▶ **GIVEN PROBLEM**:
Would you retype all of these records exactly?

[Items listed in a dataset]
──────────────────────────────
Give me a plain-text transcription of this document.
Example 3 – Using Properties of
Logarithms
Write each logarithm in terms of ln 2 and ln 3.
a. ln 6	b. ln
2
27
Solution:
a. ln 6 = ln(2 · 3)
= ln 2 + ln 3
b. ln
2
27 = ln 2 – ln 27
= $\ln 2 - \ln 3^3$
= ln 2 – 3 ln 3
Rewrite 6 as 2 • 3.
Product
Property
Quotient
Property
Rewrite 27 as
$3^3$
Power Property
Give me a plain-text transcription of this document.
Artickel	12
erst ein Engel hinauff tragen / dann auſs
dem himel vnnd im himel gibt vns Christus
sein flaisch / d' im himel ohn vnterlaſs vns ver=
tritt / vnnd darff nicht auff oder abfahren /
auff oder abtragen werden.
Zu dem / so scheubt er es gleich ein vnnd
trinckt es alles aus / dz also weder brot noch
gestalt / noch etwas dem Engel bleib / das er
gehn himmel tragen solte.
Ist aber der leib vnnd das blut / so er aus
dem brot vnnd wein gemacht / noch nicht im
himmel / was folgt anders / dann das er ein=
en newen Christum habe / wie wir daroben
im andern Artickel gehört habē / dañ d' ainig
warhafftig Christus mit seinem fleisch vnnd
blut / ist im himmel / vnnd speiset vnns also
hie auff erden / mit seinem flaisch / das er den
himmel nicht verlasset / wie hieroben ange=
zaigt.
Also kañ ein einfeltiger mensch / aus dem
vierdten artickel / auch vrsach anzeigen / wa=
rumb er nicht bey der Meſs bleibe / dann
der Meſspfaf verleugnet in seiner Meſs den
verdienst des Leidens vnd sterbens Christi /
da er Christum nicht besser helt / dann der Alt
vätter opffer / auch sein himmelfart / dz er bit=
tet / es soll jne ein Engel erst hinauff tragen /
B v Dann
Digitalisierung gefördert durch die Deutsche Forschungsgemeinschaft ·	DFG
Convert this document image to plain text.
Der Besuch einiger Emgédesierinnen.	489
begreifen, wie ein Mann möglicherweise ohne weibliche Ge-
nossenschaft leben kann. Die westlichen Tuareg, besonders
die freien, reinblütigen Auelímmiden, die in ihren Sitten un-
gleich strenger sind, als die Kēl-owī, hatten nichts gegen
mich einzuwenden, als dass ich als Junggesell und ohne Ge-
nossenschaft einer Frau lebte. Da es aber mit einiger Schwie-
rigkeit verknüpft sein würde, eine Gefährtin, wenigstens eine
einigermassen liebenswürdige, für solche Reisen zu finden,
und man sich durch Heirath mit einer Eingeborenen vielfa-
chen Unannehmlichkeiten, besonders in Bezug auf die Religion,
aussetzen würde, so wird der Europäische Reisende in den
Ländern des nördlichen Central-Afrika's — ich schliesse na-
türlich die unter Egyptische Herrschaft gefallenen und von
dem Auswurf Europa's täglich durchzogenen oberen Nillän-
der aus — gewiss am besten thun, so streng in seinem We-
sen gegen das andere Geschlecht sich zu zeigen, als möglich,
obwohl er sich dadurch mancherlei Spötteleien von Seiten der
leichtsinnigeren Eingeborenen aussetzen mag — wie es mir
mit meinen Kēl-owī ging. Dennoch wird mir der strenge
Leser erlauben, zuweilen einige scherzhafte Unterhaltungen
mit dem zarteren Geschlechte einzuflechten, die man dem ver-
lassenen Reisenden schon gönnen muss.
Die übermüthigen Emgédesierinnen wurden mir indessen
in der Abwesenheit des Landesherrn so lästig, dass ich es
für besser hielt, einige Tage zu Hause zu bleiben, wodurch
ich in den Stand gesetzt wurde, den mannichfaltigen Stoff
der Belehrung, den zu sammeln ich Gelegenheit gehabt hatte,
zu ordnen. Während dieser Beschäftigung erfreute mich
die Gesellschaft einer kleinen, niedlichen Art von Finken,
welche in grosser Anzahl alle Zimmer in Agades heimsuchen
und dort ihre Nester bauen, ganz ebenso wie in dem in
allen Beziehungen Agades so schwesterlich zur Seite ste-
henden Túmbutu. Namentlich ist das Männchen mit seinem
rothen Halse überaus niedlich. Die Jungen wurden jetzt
──────────────────────────────
▶ **SOLUTION TO THE EXERCISE**:
Give me a plain-text transcription of this document.
Example 3 – Using Properties of
Logarithms
Write each logarithm in terms of ln 2 and ln 3.
a. ln 6	b. ln
2
27
Solution:
a. ln 6 = ln(2 · 3)
= ln 2 + ln 3
b. ln
2
27 = ln 2 – ln 27
= $\ln 2 - \ln 3^3$
= ln 2 – 3 ln 3
Rewrite 6 as 2 • 3.
Product
Property
Quotient
Property
Rewrite 27 as
$3^3$
Power Property
Give me a plain-text transcription of this document.
Artickel	12
erst ein Engel hinauff tragen / dann auſs
dem himel vnnd im himel gibt vns Christus
sein flaisch / d' im himel ohn vnterlaſs vns ver=
tritt / vnnd darff nicht auff oder abfahren /
auff oder abtragen werden.
Zu dem / so scheubt er es gleich ein vnnd
trinckt es alles aus / dz also weder brot noch
gestalt / noch etwas dem Engel bleib / das er
gehn himmel tragen solte.
Ist aber der leib vnnd das blut / so er aus
dem brot vnnd wein gemacht / noch nicht im
himmel / was folgt anders / dann das er ein=
en newen Christum habe / wie wir daroben
im andern Artickel gehört habē / dañ d' ainig
warhafftig Christus mit seinem fleisch vnnd
blut / ist im himmel / vnnd speiset vnns also
hie auff erden / mit seinem flaisch / das er den
himmel nicht verlasset / wie hieroben ange=
zaigt.
Also kañ ein einfeltiger mensch / aus dem
vierdten artickel / auch vrsach anzeigen / wa=
rumb er nicht bey der Meſs bleibe / dann
der Meſspfaf verleugnet in seiner Meſs den
verdienst des Leidens vnd sterbens Christi /
da er Christum nicht besser helt / dann der Alt
vätter opffer / auch sein himmelfart / dz er bit=
tet / es soll jne ein Engel erst hinauff tragen /
B v Dann
Digitalisierung gefördert durch die Deutsche Forschungsgemeinschaft ·	DFG
Convert this document image to plain text.
Der Besuch einiger Emgédesierinnen.	489
begreifen, wie ein Mann möglicherweise ohne weibliche Ge-
nossenschaft leben kann. Die westlichen Tuareg, besonders
die freien, reinblütigen Auelímmiden, die in ihren Sitten un-
gleich strenger sind, als die Kēl-owī, hatten nichts gegen
mich einzuwenden, als dass ich als Junggesell und ohne Ge-
nossenschaft einer Frau lebte. Da es aber mit einiger Schwie-
rigkeit verknüpft sein würde, eine Gefährtin, wenigstens eine
einigermassen liebenswürdige, für solche Reisen zu finden,
und man sich durch Heirath mit einer Eingeborenen vielfa-
chen Unannehmlichkeiten, besonders in Bezug auf die Religion,
aussetzen würde, so wird der Europäische Reisende in den
Ländern des nördlichen Central-Afrika's — ich schliesse na-
türlich die unter Egyptische Herrschaft gefallenen und von
dem Auswurf Europa's täglich durchzogenen oberen Nillän-
der aus — gewiss am besten thun, so streng in seinem We-
sen gegen das andere Geschlecht sich zu zeigen, als möglich,
obwohl er sich dadurch mancherlei Spötteleien von Seiten der
leichtsinnigeren Eingeborenen aussetzen mag — wie es mir
mit meinen Kēl-owī ging. Dennoch wird mir der strenge
Leser erlauben, zuweilen einige scherzhafte Unterhaltungen
mit dem zarteren Geschlechte einzuflechten, die man dem ver-
lassenen Reisenden schon gönnen muss.
Die übermüthigen Emgédesierinnen wurden mir indessen
in der Abwesenheit des Landesherrn so lästig, dass ich es
für besser hielt, einige Tage zu Hause zu bleiben, wodurch
ich in den Stand gesetzt wurde, den mannichfaltigen Stoff
der Belehrung, den zu sammeln ich Gelegenheit gehabt hatte,
zu ordnen. Während dieser Beschäftigung erfreute mich
die Gesellschaft einer kleinen, niedlichen Art von Finken,
welche in grosser Anzahl alle Zimmer in Agades heimsuchen
und dort ihre Nester bauen, ganz ebenso wie in dem in
allen Beziehungen Agades so schwesterlich zur Seite ste-
henden Túmbutu. Namentlich ist das Männchen mit seinem
rothen Halse überaus niedlich. Die Jungen wurden jetzt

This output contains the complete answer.